INPUT RECORDS
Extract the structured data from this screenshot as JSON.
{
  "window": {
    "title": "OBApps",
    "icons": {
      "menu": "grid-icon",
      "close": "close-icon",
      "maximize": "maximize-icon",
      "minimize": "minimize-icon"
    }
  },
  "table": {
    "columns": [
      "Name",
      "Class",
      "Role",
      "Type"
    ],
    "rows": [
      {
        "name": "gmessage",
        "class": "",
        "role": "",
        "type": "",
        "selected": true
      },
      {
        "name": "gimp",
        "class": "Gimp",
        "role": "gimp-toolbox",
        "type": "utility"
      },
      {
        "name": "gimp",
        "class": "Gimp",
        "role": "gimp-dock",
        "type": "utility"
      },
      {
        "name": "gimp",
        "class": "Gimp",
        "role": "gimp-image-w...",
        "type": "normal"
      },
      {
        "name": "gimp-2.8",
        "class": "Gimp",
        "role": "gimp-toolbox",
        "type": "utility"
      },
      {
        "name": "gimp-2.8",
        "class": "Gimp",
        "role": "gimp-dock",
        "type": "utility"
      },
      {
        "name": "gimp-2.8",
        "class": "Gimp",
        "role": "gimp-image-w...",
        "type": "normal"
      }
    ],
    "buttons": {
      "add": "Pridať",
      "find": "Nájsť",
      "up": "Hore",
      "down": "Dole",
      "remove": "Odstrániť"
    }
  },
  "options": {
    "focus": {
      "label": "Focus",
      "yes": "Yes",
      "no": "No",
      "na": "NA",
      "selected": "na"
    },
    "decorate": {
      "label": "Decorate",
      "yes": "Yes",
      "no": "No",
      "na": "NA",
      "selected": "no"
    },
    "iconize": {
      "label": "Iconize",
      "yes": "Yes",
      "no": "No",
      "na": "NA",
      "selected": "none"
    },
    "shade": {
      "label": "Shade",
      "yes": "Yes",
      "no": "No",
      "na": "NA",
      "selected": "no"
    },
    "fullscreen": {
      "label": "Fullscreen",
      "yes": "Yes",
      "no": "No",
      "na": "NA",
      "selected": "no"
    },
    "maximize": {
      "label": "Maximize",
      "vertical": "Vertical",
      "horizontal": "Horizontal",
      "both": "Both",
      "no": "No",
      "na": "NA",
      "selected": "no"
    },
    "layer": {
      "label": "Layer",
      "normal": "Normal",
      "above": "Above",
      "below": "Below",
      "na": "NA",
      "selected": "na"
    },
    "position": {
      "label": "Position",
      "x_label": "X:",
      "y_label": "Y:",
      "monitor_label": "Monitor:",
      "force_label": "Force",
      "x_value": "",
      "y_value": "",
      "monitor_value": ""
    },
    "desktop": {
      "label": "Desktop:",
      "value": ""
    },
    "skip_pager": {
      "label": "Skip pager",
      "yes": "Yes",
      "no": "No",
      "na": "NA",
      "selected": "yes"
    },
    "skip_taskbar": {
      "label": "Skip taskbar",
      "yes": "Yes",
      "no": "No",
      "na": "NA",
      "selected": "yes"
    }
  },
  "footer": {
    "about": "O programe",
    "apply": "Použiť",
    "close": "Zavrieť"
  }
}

YOUR GOAL
Set down all of the data above, word for word.

THE COMPLETED TASK
Extract the structured data from this screenshot as JSON.
{
  "window": {
    "title": "OBApps",
    "icons": {
      "menu": "grid-icon",
      "close": "close-icon",
      "maximize": "maximize-icon",
      "minimize": "minimize-icon"
    }
  },
  "table": {
    "columns": [
      "Name",
      "Class",
      "Role",
      "Type"
    ],
    "rows": [
      {
        "name": "gmessage",
        "class": "",
        "role": "",
        "type": "",
        "selected": true
      },
      {
        "name": "gimp",
        "class": "Gimp",
        "role": "gimp-toolbox",
        "type": "utility"
      },
      {
        "name": "gimp",
        "class": "Gimp",
        "role": "gimp-dock",
        "type": "utility"
      },
      {
        "name": "gimp",
        "class": "Gimp",
        "role": "gimp-image-w...",
        "type": "normal"
      },
      {
        "name": "gimp-2.8",
        "class": "Gimp",
        "role": "gimp-toolbox",
        "type": "utility"
      },
      {
        "name": "gimp-2.8",
        "class": "Gimp",
        "role": "gimp-dock",
        "type": "utility"
      },
      {
        "name": "gimp-2.8",
        "class": "Gimp",
        "role": "gimp-image-w...",
        "type": "normal"
      }
    ],
    "buttons": {
      "add": "Pridať",
      "find": "Nájsť",
      "up": "Hore",
      "down": "Dole",
      "remove": "Odstrániť"
    }
  },
  "options": {
    "focus": {
      "label": "Focus",
      "yes": "Yes",
      "no": "No",
      "na": "NA",
      "selected": "na"
    },
    "decorate": {
      "label": "Decorate",
      "yes": "Yes",
      "no": "No",
      "na": "NA",
      "selected": "no"
    },
    "iconize": {
      "label": "Iconize",
      "yes": "Yes",
      "no": "No",
      "na": "NA",
      "selected": "none"
    },
    "shade": {
      "label": "Shade",
      "yes": "Yes",
      "no": "No",
      "na": "NA",
      "selected": "no"
    },
    "fullscreen": {
      "label": "Fullscreen",
      "yes": "Yes",
      "no": "No",
      "na": "NA",
      "selected": "no"
    },
    "maximize": {
      "label": "Maximize",
      "vertical": "Vertical",
      "horizontal": "Horizontal",
      "both": "Both",
      "no": "No",
      "na": "NA",
      "selected": "no"
    },
    "layer": {
      "label": "Layer",
      "normal": "Normal",
      "above": "Above",
      "below": "Below",
      "na": "NA",
      "selected": "na"
    },
    "position": {
      "label": "Position",
      "x_label": "X:",
      "y_label": "Y:",
      "monitor_label": "Monitor:",
      "force_label": "Force",
      "x_value": "",
      "y_value": "",
      "monitor_value": ""
    },
    "desktop": {
      "label": "Desktop:",
      "value": ""
    },
    "skip_pager": {
      "label": "Skip pager",
      "yes": "Yes",
      "no": "No",
      "na": "NA",
      "selected": "yes"
    },
    "skip_taskbar": {
      "label": "Skip taskbar",
      "yes": "Yes",
      "no": "No",
      "na": "NA",
      "selected": "yes"
    }
  },
  "footer": {
    "about": "O programe",
    "apply": "Použiť",
    "close": "Zavrieť"
  }
}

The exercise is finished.